> **AIM**
Pull out every line with the word "checking" from the entries below.

*** DATASET ENTRIES

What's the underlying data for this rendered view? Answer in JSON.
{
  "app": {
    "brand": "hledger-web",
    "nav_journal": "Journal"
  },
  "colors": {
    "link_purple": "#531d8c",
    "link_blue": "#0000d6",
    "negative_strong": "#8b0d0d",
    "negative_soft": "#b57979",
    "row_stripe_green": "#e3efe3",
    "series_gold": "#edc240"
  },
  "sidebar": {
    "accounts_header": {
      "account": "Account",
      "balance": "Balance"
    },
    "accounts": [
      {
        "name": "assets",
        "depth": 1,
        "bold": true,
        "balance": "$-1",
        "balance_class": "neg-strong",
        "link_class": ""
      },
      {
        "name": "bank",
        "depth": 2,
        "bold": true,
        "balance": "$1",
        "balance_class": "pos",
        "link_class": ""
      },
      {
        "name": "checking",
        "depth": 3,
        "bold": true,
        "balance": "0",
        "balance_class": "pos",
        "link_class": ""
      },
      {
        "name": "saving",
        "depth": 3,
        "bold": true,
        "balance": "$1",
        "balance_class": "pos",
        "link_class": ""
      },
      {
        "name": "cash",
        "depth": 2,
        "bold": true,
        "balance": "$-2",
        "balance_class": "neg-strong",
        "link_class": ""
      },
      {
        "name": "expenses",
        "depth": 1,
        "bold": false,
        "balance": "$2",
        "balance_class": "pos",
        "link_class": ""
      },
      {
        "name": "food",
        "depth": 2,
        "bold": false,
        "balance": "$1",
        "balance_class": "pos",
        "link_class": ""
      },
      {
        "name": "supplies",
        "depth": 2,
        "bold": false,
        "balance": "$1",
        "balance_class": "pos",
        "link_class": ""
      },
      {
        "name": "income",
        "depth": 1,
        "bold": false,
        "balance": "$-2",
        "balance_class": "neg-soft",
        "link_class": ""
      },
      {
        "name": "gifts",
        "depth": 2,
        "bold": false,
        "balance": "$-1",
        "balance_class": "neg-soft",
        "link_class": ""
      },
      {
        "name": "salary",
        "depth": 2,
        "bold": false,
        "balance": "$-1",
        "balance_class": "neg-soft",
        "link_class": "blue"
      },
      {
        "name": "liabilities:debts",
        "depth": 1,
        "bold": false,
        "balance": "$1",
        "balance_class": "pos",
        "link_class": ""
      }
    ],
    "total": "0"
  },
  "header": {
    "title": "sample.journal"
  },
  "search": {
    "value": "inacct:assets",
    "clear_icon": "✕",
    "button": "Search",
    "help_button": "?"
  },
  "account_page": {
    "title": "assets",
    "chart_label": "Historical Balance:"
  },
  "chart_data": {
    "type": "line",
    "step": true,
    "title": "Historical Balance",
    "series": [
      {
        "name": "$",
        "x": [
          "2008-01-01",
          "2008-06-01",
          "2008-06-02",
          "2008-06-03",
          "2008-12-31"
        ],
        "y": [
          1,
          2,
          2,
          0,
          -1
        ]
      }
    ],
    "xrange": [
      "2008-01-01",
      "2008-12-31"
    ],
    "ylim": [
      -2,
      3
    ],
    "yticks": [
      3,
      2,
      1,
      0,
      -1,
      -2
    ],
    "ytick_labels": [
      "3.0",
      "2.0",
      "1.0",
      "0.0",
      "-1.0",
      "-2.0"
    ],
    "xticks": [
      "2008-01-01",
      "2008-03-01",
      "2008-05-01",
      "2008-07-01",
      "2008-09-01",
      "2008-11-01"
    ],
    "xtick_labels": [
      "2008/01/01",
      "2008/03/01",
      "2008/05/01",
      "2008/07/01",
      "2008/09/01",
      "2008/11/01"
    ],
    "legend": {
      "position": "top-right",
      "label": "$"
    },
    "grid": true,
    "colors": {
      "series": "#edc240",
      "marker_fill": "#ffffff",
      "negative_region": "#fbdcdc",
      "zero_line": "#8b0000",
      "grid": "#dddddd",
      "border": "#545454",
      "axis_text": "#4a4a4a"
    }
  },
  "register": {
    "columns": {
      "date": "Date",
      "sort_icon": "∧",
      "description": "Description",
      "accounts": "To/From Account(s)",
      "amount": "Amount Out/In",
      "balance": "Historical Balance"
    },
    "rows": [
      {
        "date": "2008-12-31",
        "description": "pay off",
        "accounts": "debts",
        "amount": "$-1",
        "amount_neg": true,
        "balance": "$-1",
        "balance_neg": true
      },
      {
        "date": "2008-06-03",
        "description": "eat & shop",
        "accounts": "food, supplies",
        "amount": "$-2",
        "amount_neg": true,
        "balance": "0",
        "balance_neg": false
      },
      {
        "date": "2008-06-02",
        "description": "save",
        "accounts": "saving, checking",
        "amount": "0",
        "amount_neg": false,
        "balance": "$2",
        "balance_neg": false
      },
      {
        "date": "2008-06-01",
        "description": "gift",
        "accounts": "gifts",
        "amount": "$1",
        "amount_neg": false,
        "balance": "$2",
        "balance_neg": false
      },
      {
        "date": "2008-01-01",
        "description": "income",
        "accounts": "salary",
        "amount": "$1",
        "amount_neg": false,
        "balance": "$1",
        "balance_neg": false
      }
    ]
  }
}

******

> **OUTPUT OF THE TASK**
        "name": "checking",
        "accounts": "saving, checking",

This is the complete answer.